◆ **THE EXERCISE**
Each record that follows should be repeated exactly, minus any images.

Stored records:
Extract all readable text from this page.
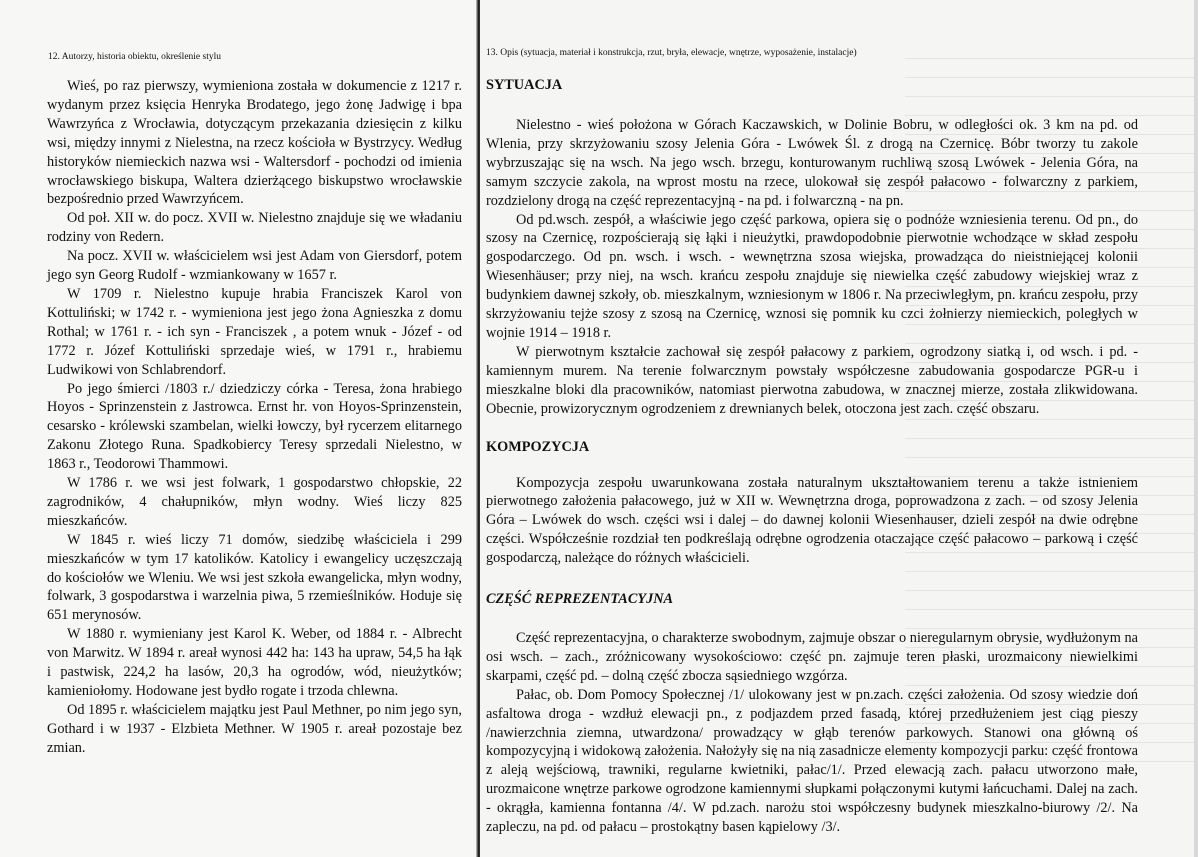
12. Autorzy, historia obiektu, określenie stylu

Wieś, po raz pierwszy, wymieniona została w dokumencie z 1217 r. wydanym przez księcia Henryka Brodatego, jego żonę Jadwigę i bpa Wawrzyńca z Wrocławia, dotyczącym przekazania dziesięcin z kilku wsi, między innymi z Nielestna, na rzecz kościoła w Bystrzycy. Według historyków niemieckich nazwa wsi - Waltersdorf - pochodzi od imienia wrocławskiego biskupa, Waltera dzierżącego biskupstwo wrocławskie bezpośrednio przed Wawrzyńcem.

Od poł. XII w. do pocz. XVII w. Nielestno znajduje się we władaniu rodziny von Redern.

Na pocz. XVII w. właścicielem wsi jest Adam von Giersdorf, potem jego syn Georg Rudolf - wzmiankowany w 1657 r.

W 1709 r. Nielestno kupuje hrabia Franciszek Karol von Kottuliński; w 1742 r. - wymieniona jest jego żona Agnieszka z domu Rothal; w 1761 r. - ich syn - Franciszek , a potem wnuk - Józef - od 1772 r. Józef Kottuliński sprzedaje wieś, w 1791 r., hrabiemu Ludwikowi von Schlabrendorf.

Po jego śmierci /1803 r./ dziedziczy córka - Teresa, żona hrabiego Hoyos - Sprinzenstein z Jastrowca. Ernst hr. von Hoyos-Sprinzenstein, cesarsko - królewski szambelan, wielki łowczy, był rycerzem elitarnego Zakonu Złotego Runa. Spadkobiercy Teresy sprzedali Nielestno, w 1863 r., Teodorowi Thammowi.

W 1786 r. we wsi jest folwark, 1 gospodarstwo chłopskie, 22 zagrodników, 4 chałupników, młyn wodny. Wieś liczy 825 mieszkańców.

W 1845 r. wieś liczy 71 domów, siedzibę właściciela i 299 mieszkańców w tym 17 katolików. Katolicy i ewangelicy uczęszczają do kościołów we Wleniu. We wsi jest szkoła ewangelicka, młyn wodny, folwark, 3 gospodarstwa i warzelnia piwa, 5 rzemieślników. Hoduje się 651 merynosów.

W 1880 r. wymieniany jest Karol K. Weber, od 1884 r. - Albrecht von Marwitz. W 1894 r. areał wynosi 442 ha: 143 ha upraw, 54,5 ha łąk i pastwisk, 224,2 ha lasów, 20,3 ha ogrodów, wód, nieużytków; kamieniołomy. Hodowane jest bydło rogate i trzoda chlewna.

Od 1895 r. właścicielem majątku jest Paul Methner, po nim jego syn, Gothard i w 1937 - Elzbieta Methner. W 1905 r. areał pozostaje bez zmian.

13. Opis (sytuacja, materiał i konstrukcja, rzut, bryła, elewacje, wnętrze, wyposażenie, instalacje)
SYTUACJA

Nielestno - wieś położona w Górach Kaczawskich, w Dolinie Bobru, w odległości ok. 3 km na pd. od Wlenia, przy skrzyżowaniu szosy Jelenia Góra - Lwówek Śl. z drogą na Czernicę. Bóbr tworzy tu zakole wybrzuszając się na wsch. Na jego wsch. brzegu, konturowanym ruchliwą szosą Lwówek - Jelenia Góra, na samym szczycie zakola, na wprost mostu na rzece, ulokował się zespół pałacowo - folwarczny z parkiem, rozdzielony drogą na część reprezentacyjną - na pd. i folwarczną - na pn.

Od pd.wsch. zespół, a właściwie jego część parkowa, opiera się o podnóże wzniesienia terenu. Od pn., do szosy na Czernicę, rozpościerają się łąki i nieużytki, prawdopodobnie pierwotnie wchodzące w skład zespołu gospodarczego. Od pn. wsch. i wsch. - wewnętrzna szosa wiejska, prowadząca do nieistniejącej kolonii Wiesenhäuser; przy niej, na wsch. krańcu zespołu znajduje się niewielka część zabudowy wiejskiej wraz z budynkiem dawnej szkoły, ob. mieszkalnym, wzniesionym w 1806 r. Na przeciwległym, pn. krańcu zespołu, przy skrzyżowaniu tejże szosy z szosą na Czernicę, wznosi się pomnik ku czci żołnierzy niemieckich, poległych w wojnie 1914 – 1918 r.

W pierwotnym kształcie zachował się zespół pałacowy z parkiem, ogrodzony siatką i, od wsch. i pd. - kamiennym murem. Na terenie folwarcznym powstały współczesne zabudowania gospodarcze PGR-u i mieszkalne bloki dla pracowników, natomiast pierwotna zabudowa, w znacznej mierze, została zlikwidowana. Obecnie, prowizorycznym ogrodzeniem z drewnianych belek, otoczona jest zach. część obszaru.

KOMPOZYCJA

Kompozycja zespołu uwarunkowana została naturalnym ukształtowaniem terenu a także istnieniem pierwotnego założenia pałacowego, już w XII w. Wewnętrzna droga, poprowadzona z zach. – od szosy Jelenia Góra – Lwówek do wsch. części wsi i dalej – do dawnej kolonii Wiesenhauser, dzieli zespół na dwie odrębne części. Współcześnie rozdział ten podkreślają odrębne ogrodzenia otaczające część pałacowo – parkową i część gospodarczą, należące do różnych właścicieli.

CZĘŚĆ REPREZENTACYJNA

Część reprezentacyjna, o charakterze swobodnym, zajmuje obszar o nieregularnym obrysie, wydłużonym na osi wsch. – zach., zróżnicowany wysokościowo: część pn. zajmuje teren płaski, urozmaicony niewielkimi skarpami, część pd. – dolną część zbocza sąsiedniego wzgórza.

Pałac, ob. Dom Pomocy Społecznej /1/ ulokowany jest w pn.zach. części założenia. Od szosy wiedzie doń asfaltowa droga - wzdłuż elewacji pn., z podjazdem przed fasadą, której przedłużeniem jest ciąg pieszy /nawierzchnia ziemna, utwardzona/ prowadzący w głąb terenów parkowych. Stanowi ona główną oś kompozycyjną i widokową założenia. Nałożyły się na nią zasadnicze elementy kompozycji parku: część frontowa z aleją wejściową, trawniki, regularne kwietniki, pałac/1/. Przed elewacją zach. pałacu utworzono małe, urozmaicone wnętrze parkowe ogrodzone kamiennymi słupkami połączonymi kutymi łańcuchami. Dalej na zach. - okrągła, kamienna fontanna /4/. W pd.zach. narożu stoi współczesny budynek mieszkalno-biurowy /2/. Na zapleczu, na pd. od pałacu – prostokątny basen kąpielowy /3/.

◆ **RESULT**
Extract all readable text from this page.
12. Autorzy, historia obiektu, określenie stylu

Wieś, po raz pierwszy, wymieniona została w dokumencie z 1217 r. wydanym przez księcia Henryka Brodatego, jego żonę Jadwigę i bpa Wawrzyńca z Wrocławia, dotyczącym przekazania dziesięcin z kilku wsi, między innymi z Nielestna, na rzecz kościoła w Bystrzycy. Według historyków niemieckich nazwa wsi - Waltersdorf - pochodzi od imienia wrocławskiego biskupa, Waltera dzierżącego biskupstwo wrocławskie bezpośrednio przed Wawrzyńcem.

Od poł. XII w. do pocz. XVII w. Nielestno znajduje się we władaniu rodziny von Redern.

Na pocz. XVII w. właścicielem wsi jest Adam von Giersdorf, potem jego syn Georg Rudolf - wzmiankowany w 1657 r.

W 1709 r. Nielestno kupuje hrabia Franciszek Karol von Kottuliński; w 1742 r. - wymieniona jest jego żona Agnieszka z domu Rothal; w 1761 r. - ich syn - Franciszek , a potem wnuk - Józef - od 1772 r. Józef Kottuliński sprzedaje wieś, w 1791 r., hrabiemu Ludwikowi von Schlabrendorf.

Po jego śmierci /1803 r./ dziedziczy córka - Teresa, żona hrabiego Hoyos - Sprinzenstein z Jastrowca. Ernst hr. von Hoyos-Sprinzenstein, cesarsko - królewski szambelan, wielki łowczy, był rycerzem elitarnego Zakonu Złotego Runa. Spadkobiercy Teresy sprzedali Nielestno, w 1863 r., Teodorowi Thammowi.

W 1786 r. we wsi jest folwark, 1 gospodarstwo chłopskie, 22 zagrodników, 4 chałupników, młyn wodny. Wieś liczy 825 mieszkańców.

W 1845 r. wieś liczy 71 domów, siedzibę właściciela i 299 mieszkańców w tym 17 katolików. Katolicy i ewangelicy uczęszczają do kościołów we Wleniu. We wsi jest szkoła ewangelicka, młyn wodny, folwark, 3 gospodarstwa i warzelnia piwa, 5 rzemieślników. Hoduje się 651 merynosów.

W 1880 r. wymieniany jest Karol K. Weber, od 1884 r. - Albrecht von Marwitz. W 1894 r. areał wynosi 442 ha: 143 ha upraw, 54,5 ha łąk i pastwisk, 224,2 ha lasów, 20,3 ha ogrodów, wód, nieużytków; kamieniołomy. Hodowane jest bydło rogate i trzoda chlewna.

Od 1895 r. właścicielem majątku jest Paul Methner, po nim jego syn, Gothard i w 1937 - Elzbieta Methner. W 1905 r. areał pozostaje bez zmian.

13. Opis (sytuacja, materiał i konstrukcja, rzut, bryła, elewacje, wnętrze, wyposażenie, instalacje)
SYTUACJA

Nielestno - wieś położona w Górach Kaczawskich, w Dolinie Bobru, w odległości ok. 3 km na pd. od Wlenia, przy skrzyżowaniu szosy Jelenia Góra - Lwówek Śl. z drogą na Czernicę. Bóbr tworzy tu zakole wybrzuszając się na wsch. Na jego wsch. brzegu, konturowanym ruchliwą szosą Lwówek - Jelenia Góra, na samym szczycie zakola, na wprost mostu na rzece, ulokował się zespół pałacowo - folwarczny z parkiem, rozdzielony drogą na część reprezentacyjną - na pd. i folwarczną - na pn.

Od pd.wsch. zespół, a właściwie jego część parkowa, opiera się o podnóże wzniesienia terenu. Od pn., do szosy na Czernicę, rozpościerają się łąki i nieużytki, prawdopodobnie pierwotnie wchodzące w skład zespołu gospodarczego. Od pn. wsch. i wsch. - wewnętrzna szosa wiejska, prowadząca do nieistniejącej kolonii Wiesenhäuser; przy niej, na wsch. krańcu zespołu znajduje się niewielka część zabudowy wiejskiej wraz z budynkiem dawnej szkoły, ob. mieszkalnym, wzniesionym w 1806 r. Na przeciwległym, pn. krańcu zespołu, przy skrzyżowaniu tejże szosy z szosą na Czernicę, wznosi się pomnik ku czci żołnierzy niemieckich, poległych w wojnie 1914 – 1918 r.

W pierwotnym kształcie zachował się zespół pałacowy z parkiem, ogrodzony siatką i, od wsch. i pd. - kamiennym murem. Na terenie folwarcznym powstały współczesne zabudowania gospodarcze PGR-u i mieszkalne bloki dla pracowników, natomiast pierwotna zabudowa, w znacznej mierze, została zlikwidowana. Obecnie, prowizorycznym ogrodzeniem z drewnianych belek, otoczona jest zach. część obszaru.

KOMPOZYCJA

Kompozycja zespołu uwarunkowana została naturalnym ukształtowaniem terenu a także istnieniem pierwotnego założenia pałacowego, już w XII w. Wewnętrzna droga, poprowadzona z zach. – od szosy Jelenia Góra – Lwówek do wsch. części wsi i dalej – do dawnej kolonii Wiesenhauser, dzieli zespół na dwie odrębne części. Współcześnie rozdział ten podkreślają odrębne ogrodzenia otaczające część pałacowo – parkową i część gospodarczą, należące do różnych właścicieli.

CZĘŚĆ REPREZENTACYJNA

Część reprezentacyjna, o charakterze swobodnym, zajmuje obszar o nieregularnym obrysie, wydłużonym na osi wsch. – zach., zróżnicowany wysokościowo: część pn. zajmuje teren płaski, urozmaicony niewielkimi skarpami, część pd. – dolną część zbocza sąsiedniego wzgórza.

Pałac, ob. Dom Pomocy Społecznej /1/ ulokowany jest w pn.zach. części założenia. Od szosy wiedzie doń asfaltowa droga - wzdłuż elewacji pn., z podjazdem przed fasadą, której przedłużeniem jest ciąg pieszy /nawierzchnia ziemna, utwardzona/ prowadzący w głąb terenów parkowych. Stanowi ona główną oś kompozycyjną i widokową założenia. Nałożyły się na nią zasadnicze elementy kompozycji parku: część frontowa z aleją wejściową, trawniki, regularne kwietniki, pałac/1/. Przed elewacją zach. pałacu utworzono małe, urozmaicone wnętrze parkowe ogrodzone kamiennymi słupkami połączonymi kutymi łańcuchami. Dalej na zach. - okrągła, kamienna fontanna /4/. W pd.zach. narożu stoi współczesny budynek mieszkalno-biurowy /2/. Na zapleczu, na pd. od pałacu – prostokątny basen kąpielowy /3/.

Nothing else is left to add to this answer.